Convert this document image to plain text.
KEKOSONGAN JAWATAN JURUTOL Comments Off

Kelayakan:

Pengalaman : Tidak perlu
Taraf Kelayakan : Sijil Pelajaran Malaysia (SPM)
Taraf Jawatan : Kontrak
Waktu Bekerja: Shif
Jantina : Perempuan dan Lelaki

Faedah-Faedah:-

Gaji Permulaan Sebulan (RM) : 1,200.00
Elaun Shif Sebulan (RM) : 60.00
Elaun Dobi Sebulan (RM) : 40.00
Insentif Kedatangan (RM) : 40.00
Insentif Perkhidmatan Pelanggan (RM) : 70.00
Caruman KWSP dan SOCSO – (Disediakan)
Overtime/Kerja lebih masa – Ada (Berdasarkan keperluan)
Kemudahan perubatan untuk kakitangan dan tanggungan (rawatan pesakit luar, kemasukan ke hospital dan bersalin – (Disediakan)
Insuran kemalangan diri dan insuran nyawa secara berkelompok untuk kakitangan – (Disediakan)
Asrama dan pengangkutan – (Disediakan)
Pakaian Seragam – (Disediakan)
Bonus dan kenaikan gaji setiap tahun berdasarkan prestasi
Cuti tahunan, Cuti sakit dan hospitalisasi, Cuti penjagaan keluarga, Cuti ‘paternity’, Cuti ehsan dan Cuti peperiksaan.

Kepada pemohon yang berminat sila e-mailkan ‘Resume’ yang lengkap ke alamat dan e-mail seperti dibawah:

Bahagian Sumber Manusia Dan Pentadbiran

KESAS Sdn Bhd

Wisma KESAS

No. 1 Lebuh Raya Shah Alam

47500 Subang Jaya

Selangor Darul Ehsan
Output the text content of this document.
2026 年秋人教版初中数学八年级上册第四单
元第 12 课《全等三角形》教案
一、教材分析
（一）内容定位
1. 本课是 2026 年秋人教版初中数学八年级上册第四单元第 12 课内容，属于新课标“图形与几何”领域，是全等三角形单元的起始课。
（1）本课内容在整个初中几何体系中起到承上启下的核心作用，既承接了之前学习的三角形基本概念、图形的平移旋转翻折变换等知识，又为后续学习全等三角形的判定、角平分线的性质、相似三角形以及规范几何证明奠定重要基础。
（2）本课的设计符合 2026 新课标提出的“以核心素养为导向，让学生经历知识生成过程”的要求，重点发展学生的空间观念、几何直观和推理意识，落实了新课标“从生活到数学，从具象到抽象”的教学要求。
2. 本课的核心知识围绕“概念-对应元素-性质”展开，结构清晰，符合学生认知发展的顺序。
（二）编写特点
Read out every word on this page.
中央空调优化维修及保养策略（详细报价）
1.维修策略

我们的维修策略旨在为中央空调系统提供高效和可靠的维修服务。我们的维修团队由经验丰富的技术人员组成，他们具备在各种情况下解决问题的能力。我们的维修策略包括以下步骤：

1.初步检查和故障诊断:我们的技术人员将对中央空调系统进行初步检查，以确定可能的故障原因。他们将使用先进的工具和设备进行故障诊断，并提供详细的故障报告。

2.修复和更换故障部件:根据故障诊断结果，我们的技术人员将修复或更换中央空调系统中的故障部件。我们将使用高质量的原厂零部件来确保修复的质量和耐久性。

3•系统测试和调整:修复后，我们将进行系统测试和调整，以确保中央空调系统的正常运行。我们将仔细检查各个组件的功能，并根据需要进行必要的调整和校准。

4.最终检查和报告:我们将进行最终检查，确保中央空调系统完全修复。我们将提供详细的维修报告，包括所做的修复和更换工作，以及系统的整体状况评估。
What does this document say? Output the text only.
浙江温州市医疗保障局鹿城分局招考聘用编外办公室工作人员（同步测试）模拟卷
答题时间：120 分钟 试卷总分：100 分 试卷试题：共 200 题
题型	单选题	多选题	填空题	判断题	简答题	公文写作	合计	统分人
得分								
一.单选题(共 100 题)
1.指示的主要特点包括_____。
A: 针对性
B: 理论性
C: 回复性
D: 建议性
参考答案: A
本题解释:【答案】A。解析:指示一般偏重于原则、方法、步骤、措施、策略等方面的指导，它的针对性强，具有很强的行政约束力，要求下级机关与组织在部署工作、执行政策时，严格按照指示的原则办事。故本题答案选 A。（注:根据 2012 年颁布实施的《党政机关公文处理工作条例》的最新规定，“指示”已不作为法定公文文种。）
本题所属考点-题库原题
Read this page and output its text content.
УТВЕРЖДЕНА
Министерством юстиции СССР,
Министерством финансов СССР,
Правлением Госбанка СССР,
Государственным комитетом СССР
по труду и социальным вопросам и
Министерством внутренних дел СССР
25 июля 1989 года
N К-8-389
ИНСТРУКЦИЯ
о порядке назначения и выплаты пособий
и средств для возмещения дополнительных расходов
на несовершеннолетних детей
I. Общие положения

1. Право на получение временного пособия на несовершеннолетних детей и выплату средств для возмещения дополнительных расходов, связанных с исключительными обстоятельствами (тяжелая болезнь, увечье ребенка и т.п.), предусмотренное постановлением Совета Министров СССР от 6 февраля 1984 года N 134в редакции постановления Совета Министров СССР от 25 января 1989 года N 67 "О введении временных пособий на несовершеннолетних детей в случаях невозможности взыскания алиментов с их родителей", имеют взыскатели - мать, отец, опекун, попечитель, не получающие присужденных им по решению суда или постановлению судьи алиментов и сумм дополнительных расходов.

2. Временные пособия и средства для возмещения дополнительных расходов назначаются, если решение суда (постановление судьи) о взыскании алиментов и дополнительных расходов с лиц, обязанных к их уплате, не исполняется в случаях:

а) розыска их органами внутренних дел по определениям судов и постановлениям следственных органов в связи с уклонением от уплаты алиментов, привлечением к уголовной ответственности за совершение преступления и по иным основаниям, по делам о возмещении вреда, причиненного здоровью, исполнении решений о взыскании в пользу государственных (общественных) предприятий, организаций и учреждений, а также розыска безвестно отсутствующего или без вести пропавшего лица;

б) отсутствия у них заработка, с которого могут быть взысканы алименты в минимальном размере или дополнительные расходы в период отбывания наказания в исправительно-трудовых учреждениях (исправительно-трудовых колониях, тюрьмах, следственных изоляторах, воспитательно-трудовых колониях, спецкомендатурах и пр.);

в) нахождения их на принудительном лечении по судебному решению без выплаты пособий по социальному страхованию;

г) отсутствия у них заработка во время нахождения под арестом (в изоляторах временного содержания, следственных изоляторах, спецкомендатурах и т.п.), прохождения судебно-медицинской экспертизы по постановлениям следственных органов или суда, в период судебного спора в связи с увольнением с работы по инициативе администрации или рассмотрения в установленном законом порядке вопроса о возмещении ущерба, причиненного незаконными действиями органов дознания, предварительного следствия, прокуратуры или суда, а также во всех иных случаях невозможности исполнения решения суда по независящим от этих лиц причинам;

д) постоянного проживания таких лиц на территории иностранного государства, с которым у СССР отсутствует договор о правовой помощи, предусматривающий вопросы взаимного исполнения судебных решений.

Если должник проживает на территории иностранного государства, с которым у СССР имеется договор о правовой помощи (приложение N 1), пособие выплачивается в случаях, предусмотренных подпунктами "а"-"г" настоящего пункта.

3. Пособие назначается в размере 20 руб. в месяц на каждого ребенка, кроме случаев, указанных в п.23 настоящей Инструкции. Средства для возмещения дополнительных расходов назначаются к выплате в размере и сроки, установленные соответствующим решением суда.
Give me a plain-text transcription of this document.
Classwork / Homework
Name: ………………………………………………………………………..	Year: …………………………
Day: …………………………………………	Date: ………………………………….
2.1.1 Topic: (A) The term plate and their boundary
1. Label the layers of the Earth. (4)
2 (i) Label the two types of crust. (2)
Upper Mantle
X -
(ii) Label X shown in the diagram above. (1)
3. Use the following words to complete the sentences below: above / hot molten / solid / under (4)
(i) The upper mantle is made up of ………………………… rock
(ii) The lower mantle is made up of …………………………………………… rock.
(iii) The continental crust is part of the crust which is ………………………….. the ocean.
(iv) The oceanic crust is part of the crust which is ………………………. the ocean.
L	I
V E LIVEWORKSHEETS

################

== Exercise requirements ==
From the data above, copy out every line with the string "Kelayakan" in it.

== Correct output ==
Kelayakan:
Taraf Kelayakan : Sijil Pelajaran Malaysia (SPM)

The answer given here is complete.